• [What the task requires]
Lines containing the string "functions" are to be counted; report the number and nothing more.

(Collected data)
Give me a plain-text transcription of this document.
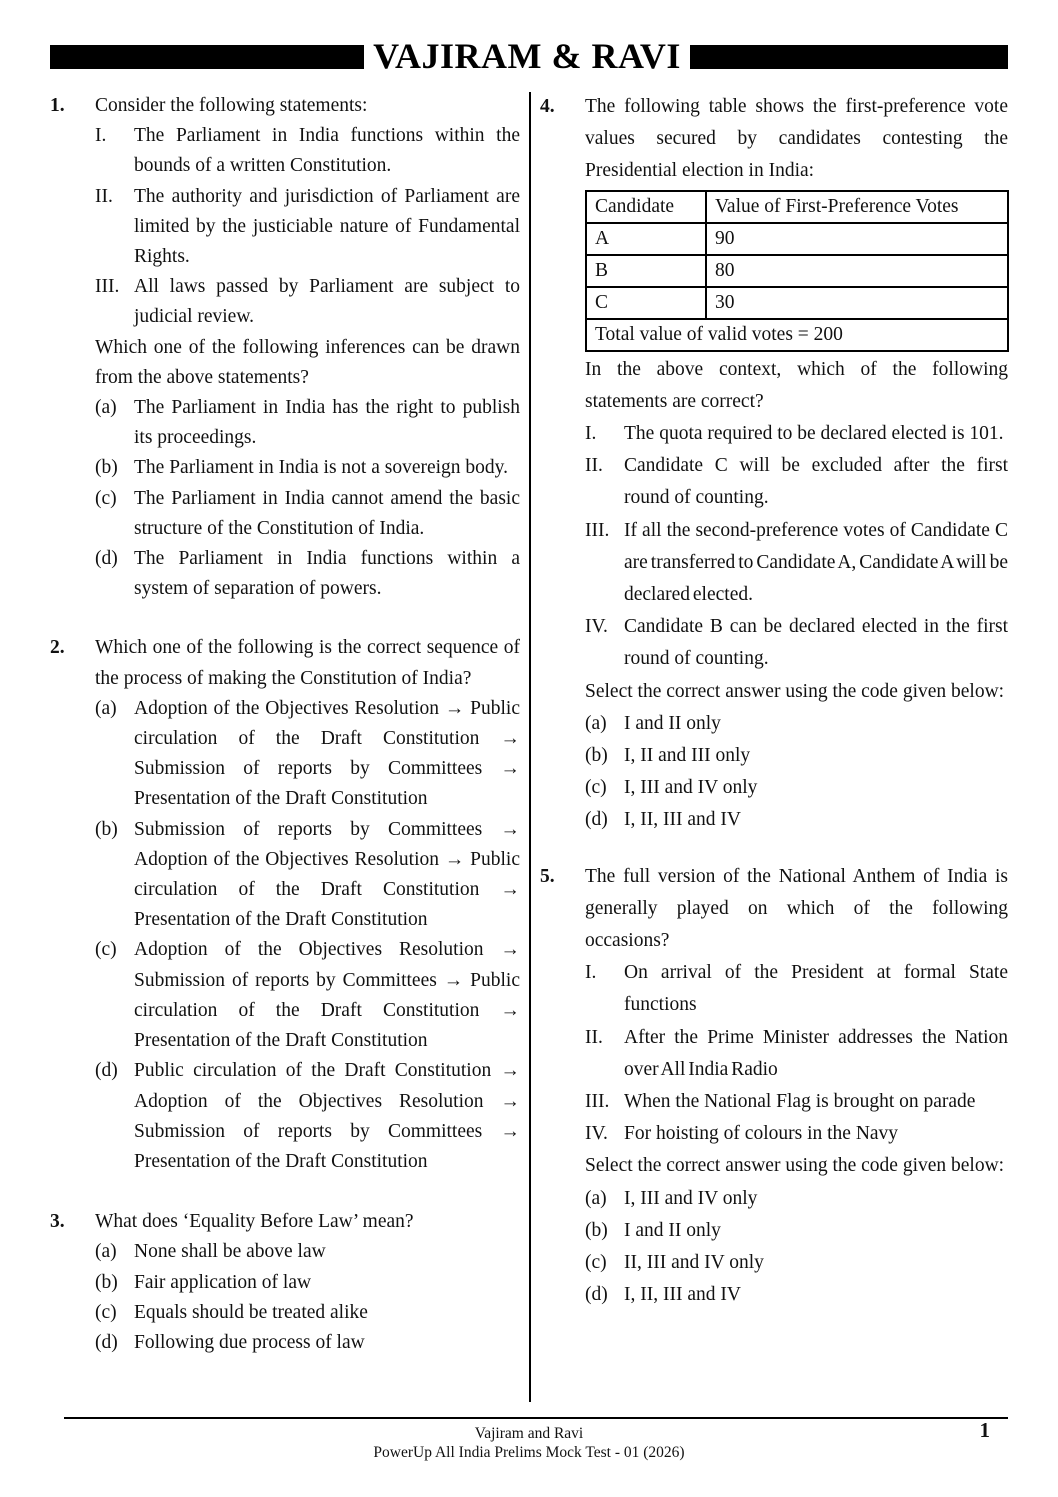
VAJIRAM & RAVI
1. Consider the following statements:
I. The Parliament in India functions within the bounds of a written Constitution.
II. The authority and jurisdiction of Parliament are limited by the justiciable nature of Fundamental Rights.
III. All laws passed by Parliament are subject to judicial review.
Which one of the following inferences can be drawn from the above statements?
(a) The Parliament in India has the right to publish its proceedings.
(b) The Parliament in India is not a sovereign body.
(c) The Parliament in India cannot amend the basic structure of the Constitution of India.
(d) The Parliament in India functions within a system of separation of powers.
2. Which one of the following is the correct sequence of the process of making the Constitution of India?
(a) Adoption of the Objectives Resolution → Public circulation of the Draft Constitution → Submission of reports by Committees → Presentation of the Draft Constitution
(b) Submission of reports by Committees → Adoption of the Objectives Resolution → Public circulation of the Draft Constitution → Presentation of the Draft Constitution
(c) Adoption of the Objectives Resolution → Submission of reports by Committees → Public circulation of the Draft Constitution → Presentation of the Draft Constitution
(d) Public circulation of the Draft Constitution → Adoption of the Objectives Resolution → Submission of reports by Committees → Presentation of the Draft Constitution
3. What does ‘Equality Before Law’ mean?
(a) None shall be above law
(b) Fair application of law
(c) Equals should be treated alike
(d) Following due process of law
4. The following table shows the first-preference vote values secured by candidates contesting the Presidential election in India:
Candidate	Value of First-Preference Votes
A	90
B	80
C	30
Total value of valid votes = 200	
In the above context, which of the following statements are correct?
I. The quota required to be declared elected is 101.
II. Candidate C will be excluded after the first round of counting.
III. If all the second-preference votes of Candidate C are transferred to Candidate A, Candidate A will be declared elected.
IV. Candidate B can be declared elected in the first round of counting.
Select the correct answer using the code given below:
(a) I and II only
(b) I, II and III only
(c) I, III and IV only
(d) I, II, III and IV
5. The full version of the National Anthem of India is generally played on which of the following occasions?
I. On arrival of the President at formal State functions
II. After the Prime Minister addresses the Nation over All India Radio
III. When the National Flag is brought on parade
IV. For hoisting of colours in the Navy
Select the correct answer using the code given below:
(a) I, III and IV only
(b) I and II only
(c) II, III and IV only
(d) I, II, III and IV
Vajiram and Ravi
PowerUp All India Prelims Mock Test - 01 (2026)
1
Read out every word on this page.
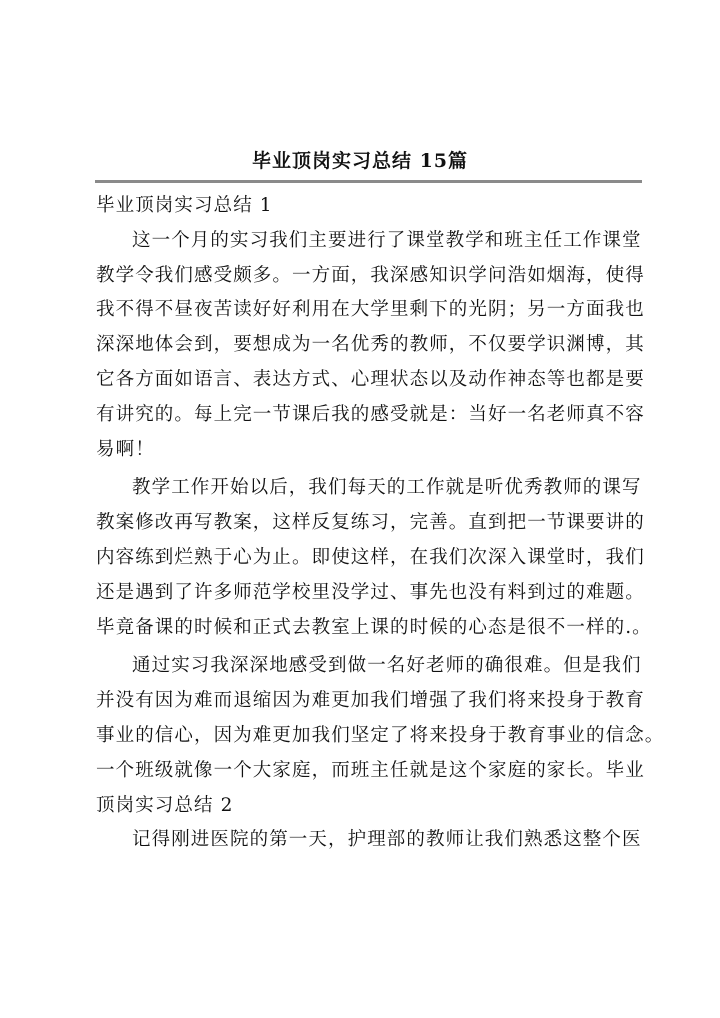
毕业顶岗实习总结 15篇
毕业顶岗实习总结 1
这一个月的实习我们主要进行了课堂教学和班主任工作课堂
教学令我们感受颇多。一方面，我深感知识学问浩如烟海，使得
我不得不昼夜苦读好好利用在大学里剩下的光阴；另一方面我也
深深地体会到，要想成为一名优秀的教师，不仅要学识渊博，其
它各方面如语言、表达方式、心理状态以及动作神态等也都是要
有讲究的。每上完一节课后我的感受就是：当好一名老师真不容
易啊！
教学工作开始以后，我们每天的工作就是听优秀教师的课写
教案修改再写教案，这样反复练习，完善。直到把一节课要讲的
内容练到烂熟于心为止。即使这样，在我们次深入课堂时，我们
还是遇到了许多师范学校里没学过、事先也没有料到过的难题。
毕竟备课的时候和正式去教室上课的时候的心态是很不一样的.。
通过实习我深深地感受到做一名好老师的确很难。但是我们
并没有因为难而退缩因为难更加我们增强了我们将来投身于教育
事业的信心，因为难更加我们坚定了将来投身于教育事业的信念。
一个班级就像一个大家庭，而班主任就是这个家庭的家长。毕业
顶岗实习总结 2
记得刚进医院的第一天，护理部的教师让我们熟悉这整个医
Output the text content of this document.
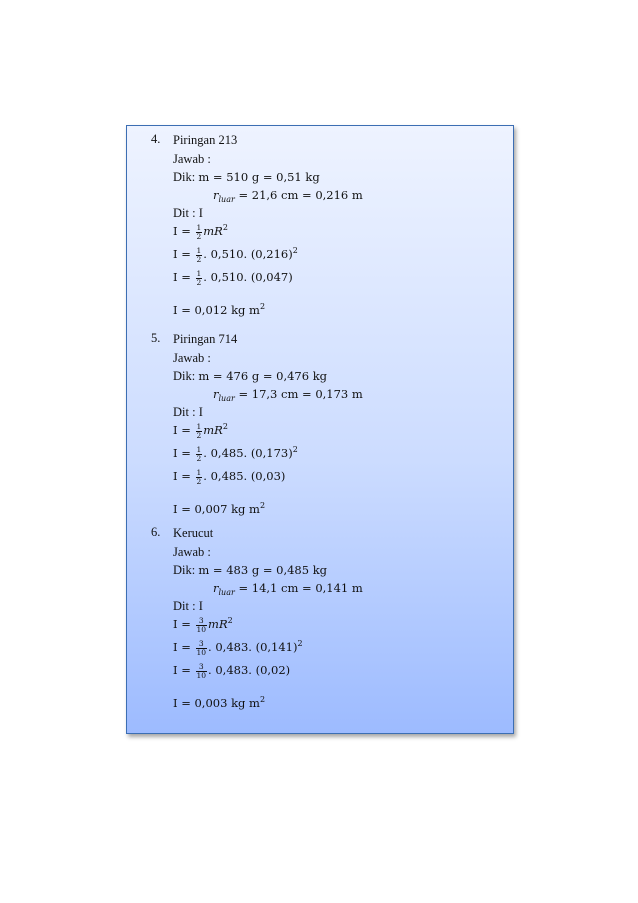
4. Piringan 213
Jawab :
Dik: m = 510 g = 0,51 kg
$r_{luar} = 21,6$ cm = 0,216 m
Dit : I
$I = \frac{1}{2} mR^2$
$I = \frac{1}{2}$ . 0,510. $(0,216)^2$
$I = \frac{1}{2}$ . 0,510. (0,047)
I = 0,012 kg $m^2$
5. Piringan 714
Jawab :
Dik: m = 476 g = 0,476 kg
$r_{luar} = 17,3$ cm = 0,173 m
Dit : I
$I = \frac{1}{2} mR^2$
$I = \frac{1}{2}$ . 0,485. $(0,173)^2$
$I = \frac{1}{2}$ . 0,485. (0,03)
I = 0,007 kg $m^2$
6. Kerucut
Jawab :
Dik: m = 483 g = 0,485 kg
$r_{luar} = 14,1$ cm = 0,141 m
Dit : I
$I = \frac{3}{10} mR^2$
$I = \frac{3}{10}$ . 0,483. $(0,141)^2$
$I = \frac{3}{10}$ . 0,483. (0,02)
I = 0,003 kg $m^2$
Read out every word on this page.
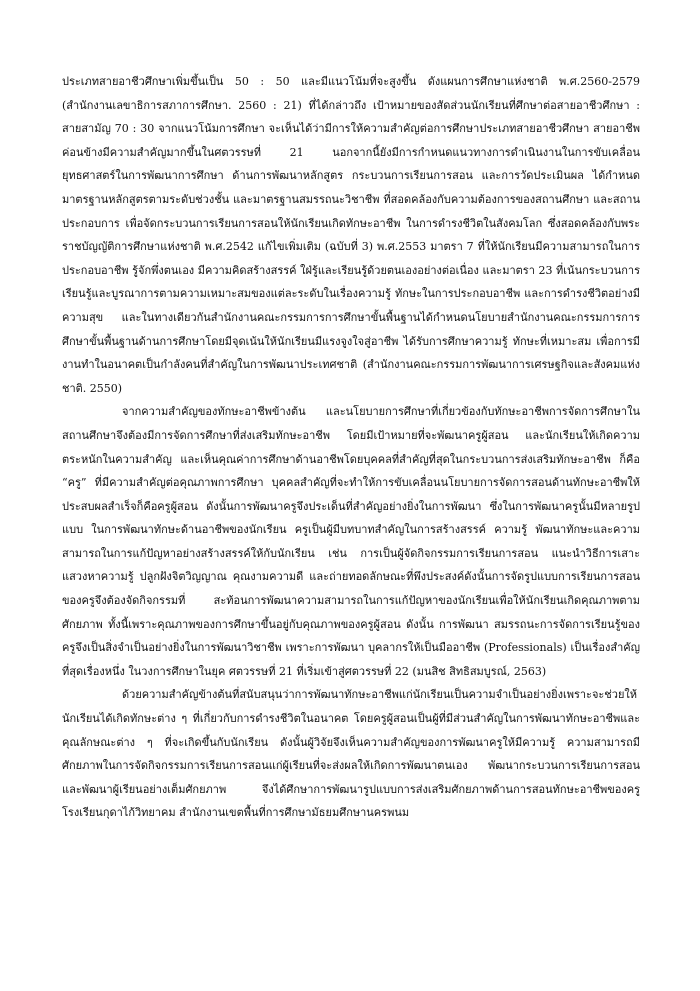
ประเภทสายอาชีวศึกษาเพิ่มขึ้นเป็น 50 : 50 และมีแนวโน้มที่จะสูงขึ้น ดังแผนการศึกษาแห่งชาติ พ.ศ.2560-2579 (สำนักงานเลขาธิการสภาการศึกษา. 2560 : 21) ที่ได้กล่าวถึง เป้าหมายของสัดส่วนนักเรียนที่ศึกษาต่อสายอาชีวศึกษา : สายสามัญ 70 : 30 จากแนวโน้มการศึกษา จะเห็นได้ว่ามีการให้ความสำคัญต่อการศึกษาประเภทสายอาชีวศึกษา สายอาชีพ ค่อนข้างมีความสำคัญมากขึ้นในศตวรรษที่ 21 นอกจากนี้ยังมีการกำหนดแนวทางการดำเนินงานในการขับเคลื่อนยุทธศาสตร์ในการพัฒนาการศึกษา ด้านการพัฒนาหลักสูตร กระบวนการเรียนการสอน และการวัดประเมินผล ได้กำหนดมาตรฐานหลักสูตรตามระดับช่วงชั้น และมาตรฐานสมรรถนะวิชาชีพ ที่สอดคล้องกับความต้องการของสถานศึกษา และสถานประกอบการ เพื่อจัดกระบวนการเรียนการสอนให้นักเรียนเกิดทักษะอาชีพ ในการดำรงชีวิตในสังคมโลก ซึ่งสอดคล้องกับพระราชบัญญัติการศึกษาแห่งชาติ พ.ศ.2542 แก้ไขเพิ่มเติม (ฉบับที่ 3) พ.ศ.2553 มาตรา 7 ที่ให้นักเรียนมีความสามารถในการประกอบอาชีพ รู้จักพึ่งตนเอง มีความคิดสร้างสรรค์ ใฝ่รู้และเรียนรู้ด้วยตนเองอย่างต่อเนื่อง และมาตรา 23 ที่เน้นกระบวนการเรียนรู้และบูรณาการตามความเหมาะสมของแต่ละระดับในเรื่องความรู้ ทักษะในการประกอบอาชีพ และการดำรงชีวิตอย่างมีความสุข และในทางเดียวกันสำนักงานคณะกรรมการการศึกษาขั้นพื้นฐานได้กำหนดนโยบายสำนักงานคณะกรรมการการศึกษาขั้นพื้นฐานด้านการศึกษาโดยมีจุดเน้นให้นักเรียนมีแรงจูงใจสู่อาชีพ ได้รับการศึกษาความรู้ ทักษะที่เหมาะสม เพื่อการมีงานทำในอนาคตเป็นกำลังคนที่สำคัญในการพัฒนาประเทศชาติ (สำนักงานคณะกรรมการพัฒนาการเศรษฐกิจและสังคมแห่งชาติ. 2550)

จากความสำคัญของทักษะอาชีพข้างต้น และนโยบายการศึกษาที่เกี่ยวข้องกับทักษะอาชีพการจัดการศึกษาในสถานศึกษาจึงต้องมีการจัดการศึกษาที่ส่งเสริมทักษะอาชีพ โดยมีเป้าหมายที่จะพัฒนาครูผู้สอน และนักเรียนให้เกิดความตระหนักในความสำคัญ และเห็นคุณค่าการศึกษาด้านอาชีพโดยบุคคลที่สำคัญที่สุดในกระบวนการส่งเสริมทักษะอาชีพ ก็คือ “ครู” ที่มีความสำคัญต่อคุณภาพการศึกษา บุคคลสำคัญที่จะทำให้การขับเคลื่อนนโยบายการจัดการสอนด้านทักษะอาชีพให้ประสบผลสำเร็จก็คือครูผู้สอน ดังนั้นการพัฒนาครูจึงประเด็นที่สำคัญอย่างยิ่งในการพัฒนา ซึ่งในการพัฒนาครูนั้นมีหลายรูปแบบ ในการพัฒนาทักษะด้านอาชีพของนักเรียน ครูเป็นผู้มีบทบาทสำคัญในการสร้างสรรค์ ความรู้ พัฒนาทักษะและความสามารถในการแก้ปัญหาอย่างสร้างสรรค์ให้กับนักเรียน เช่น การเป็นผู้จัดกิจกรรมการเรียนการสอน แนะนำวิธีการเสาะแสวงหาความรู้ ปลูกฝังจิตวิญญาณ คุณงามความดี และถ่ายทอดลักษณะที่พึงประสงค์ดังนั้นการจัดรูปแบบการเรียนการสอนของครูจึงต้องจัดกิจกรรมที่ สะท้อนการพัฒนาความสามารถในการแก้ปัญหาของนักเรียนเพื่อให้นักเรียนเกิดคุณภาพตามศักยภาพ ทั้งนี้เพราะคุณภาพของการศึกษาขึ้นอยู่กับคุณภาพของครูผู้สอน ดังนั้น การพัฒนา สมรรถนะการจัดการเรียนรู้ของครูจึงเป็นสิ่งจำเป็นอย่างยิ่งในการพัฒนาวิชาชีพ เพราะการพัฒนา บุคลากรให้เป็นมืออาชีพ (Professionals) เป็นเรื่องสำคัญที่สุดเรื่องหนึ่ง ในวงการศึกษาในยุค ศตวรรษที่ 21 ที่เริ่มเข้าสู่ศตวรรษที่ 22 (มนสิช สิทธิสมบูรณ์, 2563)

ด้วยความสำคัญข้างต้นที่สนับสนุนว่าการพัฒนาทักษะอาชีพแก่นักเรียนเป็นความจำเป็นอย่างยิ่งเพราะจะช่วยให้นักเรียนได้เกิดทักษะต่าง ๆ ที่เกี่ยวกับการดำรงชีวิตในอนาคต โดยครูผู้สอนเป็นผู้ที่มีส่วนสำคัญในการพัฒนาทักษะอาชีพและคุณลักษณะต่าง ๆ ที่จะเกิดขึ้นกับนักเรียน ดังนั้นผู้วิจัยจึงเห็นความสำคัญของการพัฒนาครูให้มีความรู้ ความสามารถมีศักยภาพในการจัดกิจกรรมการเรียนการสอนแก่ผู้เรียนที่จะส่งผลให้เกิดการพัฒนาตนเอง พัฒนากระบวนการเรียนการสอน และพัฒนาผู้เรียนอย่างเต็มศักยภาพ จึงได้ศึกษาการพัฒนารูปแบบการส่งเสริมศักยภาพด้านการสอนทักษะอาชีพของครู โรงเรียนกุดาไก้วิทยาคม สำนักงานเขตพื้นที่การศึกษามัธยมศึกษานครพนม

• [Final answer]
3